== EXERCISE TASK ==
Answer with one number: how many lines hold the string "ylabel".

== PROVIDED MATERIAL ==
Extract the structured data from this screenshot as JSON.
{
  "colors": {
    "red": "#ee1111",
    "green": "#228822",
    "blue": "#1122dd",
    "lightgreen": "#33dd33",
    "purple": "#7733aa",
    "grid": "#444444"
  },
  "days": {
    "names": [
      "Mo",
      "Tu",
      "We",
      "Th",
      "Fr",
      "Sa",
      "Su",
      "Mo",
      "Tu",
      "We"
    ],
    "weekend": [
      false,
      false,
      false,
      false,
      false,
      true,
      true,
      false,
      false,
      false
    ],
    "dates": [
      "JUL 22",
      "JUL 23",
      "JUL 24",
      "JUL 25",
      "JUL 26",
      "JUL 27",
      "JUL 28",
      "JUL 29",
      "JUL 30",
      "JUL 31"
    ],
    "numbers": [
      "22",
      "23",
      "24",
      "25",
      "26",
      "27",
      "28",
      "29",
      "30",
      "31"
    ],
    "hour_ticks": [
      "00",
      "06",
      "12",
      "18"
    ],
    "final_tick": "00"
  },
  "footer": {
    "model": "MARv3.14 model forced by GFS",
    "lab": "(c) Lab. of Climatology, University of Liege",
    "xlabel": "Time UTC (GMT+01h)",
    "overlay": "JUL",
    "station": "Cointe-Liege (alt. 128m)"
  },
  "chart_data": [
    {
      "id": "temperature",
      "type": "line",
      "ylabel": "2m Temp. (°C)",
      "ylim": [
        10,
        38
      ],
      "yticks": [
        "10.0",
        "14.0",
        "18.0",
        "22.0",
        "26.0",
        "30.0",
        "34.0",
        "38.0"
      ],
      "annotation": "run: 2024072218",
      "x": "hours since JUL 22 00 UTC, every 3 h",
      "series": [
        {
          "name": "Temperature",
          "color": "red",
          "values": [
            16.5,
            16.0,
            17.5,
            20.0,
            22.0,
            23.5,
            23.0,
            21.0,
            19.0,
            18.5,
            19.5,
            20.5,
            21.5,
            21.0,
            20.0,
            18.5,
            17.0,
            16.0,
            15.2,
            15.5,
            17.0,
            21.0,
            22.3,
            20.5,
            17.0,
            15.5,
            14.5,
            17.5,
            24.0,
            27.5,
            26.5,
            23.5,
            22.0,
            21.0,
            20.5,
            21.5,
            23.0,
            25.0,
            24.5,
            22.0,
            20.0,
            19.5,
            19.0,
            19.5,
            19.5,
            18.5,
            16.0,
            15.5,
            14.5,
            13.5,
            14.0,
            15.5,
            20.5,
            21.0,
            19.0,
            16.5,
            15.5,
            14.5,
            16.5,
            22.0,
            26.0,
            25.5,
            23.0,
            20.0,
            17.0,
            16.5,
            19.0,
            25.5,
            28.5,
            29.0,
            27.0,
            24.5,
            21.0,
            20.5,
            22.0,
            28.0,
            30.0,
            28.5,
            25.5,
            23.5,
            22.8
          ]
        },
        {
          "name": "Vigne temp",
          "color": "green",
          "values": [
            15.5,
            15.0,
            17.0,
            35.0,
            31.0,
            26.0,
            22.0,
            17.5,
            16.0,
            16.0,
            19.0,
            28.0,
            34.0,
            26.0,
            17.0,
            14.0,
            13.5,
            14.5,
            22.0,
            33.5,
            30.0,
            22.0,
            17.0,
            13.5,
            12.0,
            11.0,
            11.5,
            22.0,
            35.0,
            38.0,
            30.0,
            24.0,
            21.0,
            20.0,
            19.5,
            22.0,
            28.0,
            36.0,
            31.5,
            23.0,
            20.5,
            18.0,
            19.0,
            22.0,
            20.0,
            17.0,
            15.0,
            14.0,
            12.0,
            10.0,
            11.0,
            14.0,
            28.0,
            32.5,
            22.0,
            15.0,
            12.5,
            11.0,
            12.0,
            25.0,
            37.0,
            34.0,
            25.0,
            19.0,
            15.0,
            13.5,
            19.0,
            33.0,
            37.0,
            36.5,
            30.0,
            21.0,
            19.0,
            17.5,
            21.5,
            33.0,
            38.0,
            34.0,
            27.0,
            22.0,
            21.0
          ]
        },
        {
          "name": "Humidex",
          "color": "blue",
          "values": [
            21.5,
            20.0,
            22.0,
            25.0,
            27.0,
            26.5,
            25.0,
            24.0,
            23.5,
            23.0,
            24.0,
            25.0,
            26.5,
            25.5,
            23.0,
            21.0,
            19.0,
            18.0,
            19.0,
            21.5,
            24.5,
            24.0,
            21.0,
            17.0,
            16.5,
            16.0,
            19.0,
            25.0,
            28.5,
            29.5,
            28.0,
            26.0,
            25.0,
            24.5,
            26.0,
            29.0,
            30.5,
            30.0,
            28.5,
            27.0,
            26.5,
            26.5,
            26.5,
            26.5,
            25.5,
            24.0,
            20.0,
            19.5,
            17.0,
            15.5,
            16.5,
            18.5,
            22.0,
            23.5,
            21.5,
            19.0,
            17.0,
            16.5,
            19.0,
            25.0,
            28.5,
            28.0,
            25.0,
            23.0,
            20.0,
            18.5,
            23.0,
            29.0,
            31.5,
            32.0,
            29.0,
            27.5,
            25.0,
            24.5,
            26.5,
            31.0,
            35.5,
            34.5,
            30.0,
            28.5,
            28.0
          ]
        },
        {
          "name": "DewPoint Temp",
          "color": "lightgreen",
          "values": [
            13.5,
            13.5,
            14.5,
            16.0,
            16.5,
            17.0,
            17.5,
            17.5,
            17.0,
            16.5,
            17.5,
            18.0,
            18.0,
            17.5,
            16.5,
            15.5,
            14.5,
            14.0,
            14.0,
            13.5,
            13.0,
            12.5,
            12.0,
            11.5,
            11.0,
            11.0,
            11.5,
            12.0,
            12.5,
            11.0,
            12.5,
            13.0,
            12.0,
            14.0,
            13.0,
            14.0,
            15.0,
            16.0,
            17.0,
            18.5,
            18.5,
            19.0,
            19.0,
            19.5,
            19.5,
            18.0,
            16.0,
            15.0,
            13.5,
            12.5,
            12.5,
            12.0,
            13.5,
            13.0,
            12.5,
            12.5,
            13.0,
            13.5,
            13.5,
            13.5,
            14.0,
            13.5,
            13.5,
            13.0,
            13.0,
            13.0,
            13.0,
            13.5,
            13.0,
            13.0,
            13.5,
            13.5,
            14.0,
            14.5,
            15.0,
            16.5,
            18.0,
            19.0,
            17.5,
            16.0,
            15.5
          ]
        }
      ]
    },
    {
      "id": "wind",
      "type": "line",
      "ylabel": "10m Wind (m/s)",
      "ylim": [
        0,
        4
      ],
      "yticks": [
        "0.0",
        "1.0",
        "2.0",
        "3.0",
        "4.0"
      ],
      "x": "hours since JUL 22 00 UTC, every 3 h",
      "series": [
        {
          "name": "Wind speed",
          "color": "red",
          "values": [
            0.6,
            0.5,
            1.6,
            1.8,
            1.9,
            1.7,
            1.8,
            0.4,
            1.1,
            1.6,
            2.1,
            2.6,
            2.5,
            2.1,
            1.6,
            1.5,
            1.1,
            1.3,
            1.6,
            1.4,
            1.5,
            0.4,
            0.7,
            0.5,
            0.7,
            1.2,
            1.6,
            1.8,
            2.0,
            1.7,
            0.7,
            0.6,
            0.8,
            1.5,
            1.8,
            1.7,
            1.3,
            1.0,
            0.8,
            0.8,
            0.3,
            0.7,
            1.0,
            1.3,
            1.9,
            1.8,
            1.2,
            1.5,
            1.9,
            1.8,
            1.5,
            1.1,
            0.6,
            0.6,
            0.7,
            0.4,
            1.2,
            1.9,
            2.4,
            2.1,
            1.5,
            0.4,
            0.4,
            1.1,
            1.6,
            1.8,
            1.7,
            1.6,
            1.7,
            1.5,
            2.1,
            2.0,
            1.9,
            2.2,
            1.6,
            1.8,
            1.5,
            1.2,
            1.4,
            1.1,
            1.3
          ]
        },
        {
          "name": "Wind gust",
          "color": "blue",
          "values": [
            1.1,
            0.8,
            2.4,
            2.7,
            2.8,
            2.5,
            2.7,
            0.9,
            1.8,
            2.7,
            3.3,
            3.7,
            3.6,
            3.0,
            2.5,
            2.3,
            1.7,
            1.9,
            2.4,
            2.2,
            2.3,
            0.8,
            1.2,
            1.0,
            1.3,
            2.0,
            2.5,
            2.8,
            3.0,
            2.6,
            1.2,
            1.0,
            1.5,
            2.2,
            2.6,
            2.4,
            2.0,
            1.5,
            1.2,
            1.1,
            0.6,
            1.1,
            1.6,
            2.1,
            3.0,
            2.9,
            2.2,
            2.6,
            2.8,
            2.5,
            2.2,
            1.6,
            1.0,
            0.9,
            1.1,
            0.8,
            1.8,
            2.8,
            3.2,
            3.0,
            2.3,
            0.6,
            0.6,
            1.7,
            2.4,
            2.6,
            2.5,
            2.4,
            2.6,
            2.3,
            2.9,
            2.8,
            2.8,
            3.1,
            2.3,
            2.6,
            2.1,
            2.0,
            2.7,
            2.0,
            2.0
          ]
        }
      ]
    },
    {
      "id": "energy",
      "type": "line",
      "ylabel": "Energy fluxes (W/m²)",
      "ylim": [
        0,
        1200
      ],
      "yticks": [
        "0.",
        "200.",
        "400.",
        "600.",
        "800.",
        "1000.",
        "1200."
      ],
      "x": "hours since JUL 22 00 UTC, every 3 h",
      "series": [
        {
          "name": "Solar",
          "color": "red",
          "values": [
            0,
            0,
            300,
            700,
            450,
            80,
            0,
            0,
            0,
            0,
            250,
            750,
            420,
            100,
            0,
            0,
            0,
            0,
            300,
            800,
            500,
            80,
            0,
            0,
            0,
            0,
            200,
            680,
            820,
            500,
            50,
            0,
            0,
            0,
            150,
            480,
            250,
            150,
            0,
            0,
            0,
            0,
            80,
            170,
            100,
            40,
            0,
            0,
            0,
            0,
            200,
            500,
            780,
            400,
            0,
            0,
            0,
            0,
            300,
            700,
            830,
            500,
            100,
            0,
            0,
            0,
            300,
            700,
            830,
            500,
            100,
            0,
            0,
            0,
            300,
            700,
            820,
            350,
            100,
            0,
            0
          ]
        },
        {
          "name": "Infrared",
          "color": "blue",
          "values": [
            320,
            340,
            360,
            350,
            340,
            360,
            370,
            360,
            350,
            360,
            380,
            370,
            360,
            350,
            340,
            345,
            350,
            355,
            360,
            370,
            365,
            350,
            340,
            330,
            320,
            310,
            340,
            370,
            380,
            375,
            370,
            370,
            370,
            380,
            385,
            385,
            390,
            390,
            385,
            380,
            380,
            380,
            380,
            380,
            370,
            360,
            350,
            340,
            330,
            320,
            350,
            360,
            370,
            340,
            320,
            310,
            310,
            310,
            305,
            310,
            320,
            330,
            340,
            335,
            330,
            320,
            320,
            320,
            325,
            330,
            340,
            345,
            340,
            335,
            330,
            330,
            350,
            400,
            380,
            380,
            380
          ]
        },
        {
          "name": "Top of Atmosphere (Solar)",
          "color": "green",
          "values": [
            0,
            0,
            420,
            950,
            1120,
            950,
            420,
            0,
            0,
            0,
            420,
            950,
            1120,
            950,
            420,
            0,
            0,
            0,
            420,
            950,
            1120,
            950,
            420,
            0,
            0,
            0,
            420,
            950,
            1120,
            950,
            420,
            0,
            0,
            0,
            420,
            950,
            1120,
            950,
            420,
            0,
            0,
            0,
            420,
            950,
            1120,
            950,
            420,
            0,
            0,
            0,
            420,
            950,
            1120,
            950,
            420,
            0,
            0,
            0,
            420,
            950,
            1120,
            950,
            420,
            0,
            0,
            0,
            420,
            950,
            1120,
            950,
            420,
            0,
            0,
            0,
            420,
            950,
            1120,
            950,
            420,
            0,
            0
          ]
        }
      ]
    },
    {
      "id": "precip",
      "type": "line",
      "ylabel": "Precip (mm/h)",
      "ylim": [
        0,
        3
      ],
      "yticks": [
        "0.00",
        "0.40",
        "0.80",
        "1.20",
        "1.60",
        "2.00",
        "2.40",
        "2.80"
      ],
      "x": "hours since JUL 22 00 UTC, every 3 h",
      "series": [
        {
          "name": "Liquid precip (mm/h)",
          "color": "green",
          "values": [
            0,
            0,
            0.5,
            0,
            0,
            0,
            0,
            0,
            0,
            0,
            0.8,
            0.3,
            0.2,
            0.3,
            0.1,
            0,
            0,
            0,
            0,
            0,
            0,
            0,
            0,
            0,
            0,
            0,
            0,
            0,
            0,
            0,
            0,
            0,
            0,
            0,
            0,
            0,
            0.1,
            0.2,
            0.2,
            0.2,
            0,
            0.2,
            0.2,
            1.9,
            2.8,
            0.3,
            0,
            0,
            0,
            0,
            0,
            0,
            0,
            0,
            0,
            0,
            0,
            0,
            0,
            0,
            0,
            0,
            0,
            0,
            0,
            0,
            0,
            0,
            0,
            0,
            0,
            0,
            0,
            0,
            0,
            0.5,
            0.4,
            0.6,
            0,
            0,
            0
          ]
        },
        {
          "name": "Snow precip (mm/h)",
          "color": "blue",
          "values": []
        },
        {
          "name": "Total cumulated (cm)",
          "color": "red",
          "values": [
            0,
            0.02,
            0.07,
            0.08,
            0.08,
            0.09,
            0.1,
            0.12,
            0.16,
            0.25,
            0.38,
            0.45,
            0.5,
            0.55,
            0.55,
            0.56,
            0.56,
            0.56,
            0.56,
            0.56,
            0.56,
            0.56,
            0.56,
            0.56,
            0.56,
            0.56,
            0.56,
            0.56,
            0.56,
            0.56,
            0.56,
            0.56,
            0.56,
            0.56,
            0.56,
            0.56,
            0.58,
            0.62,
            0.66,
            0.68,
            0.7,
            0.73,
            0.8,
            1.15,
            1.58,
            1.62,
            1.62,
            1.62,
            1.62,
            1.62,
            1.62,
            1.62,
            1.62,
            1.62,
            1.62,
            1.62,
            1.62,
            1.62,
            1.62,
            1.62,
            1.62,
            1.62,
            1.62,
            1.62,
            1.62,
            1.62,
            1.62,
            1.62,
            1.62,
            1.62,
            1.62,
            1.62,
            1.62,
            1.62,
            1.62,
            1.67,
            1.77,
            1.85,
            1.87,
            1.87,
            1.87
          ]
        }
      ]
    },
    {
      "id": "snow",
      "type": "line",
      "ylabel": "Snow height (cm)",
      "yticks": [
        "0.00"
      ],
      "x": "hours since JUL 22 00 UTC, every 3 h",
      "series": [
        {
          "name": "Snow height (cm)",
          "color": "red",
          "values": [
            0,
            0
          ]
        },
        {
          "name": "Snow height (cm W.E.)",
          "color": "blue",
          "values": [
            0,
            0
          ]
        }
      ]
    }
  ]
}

== EXERCISE OUTPUT ==
5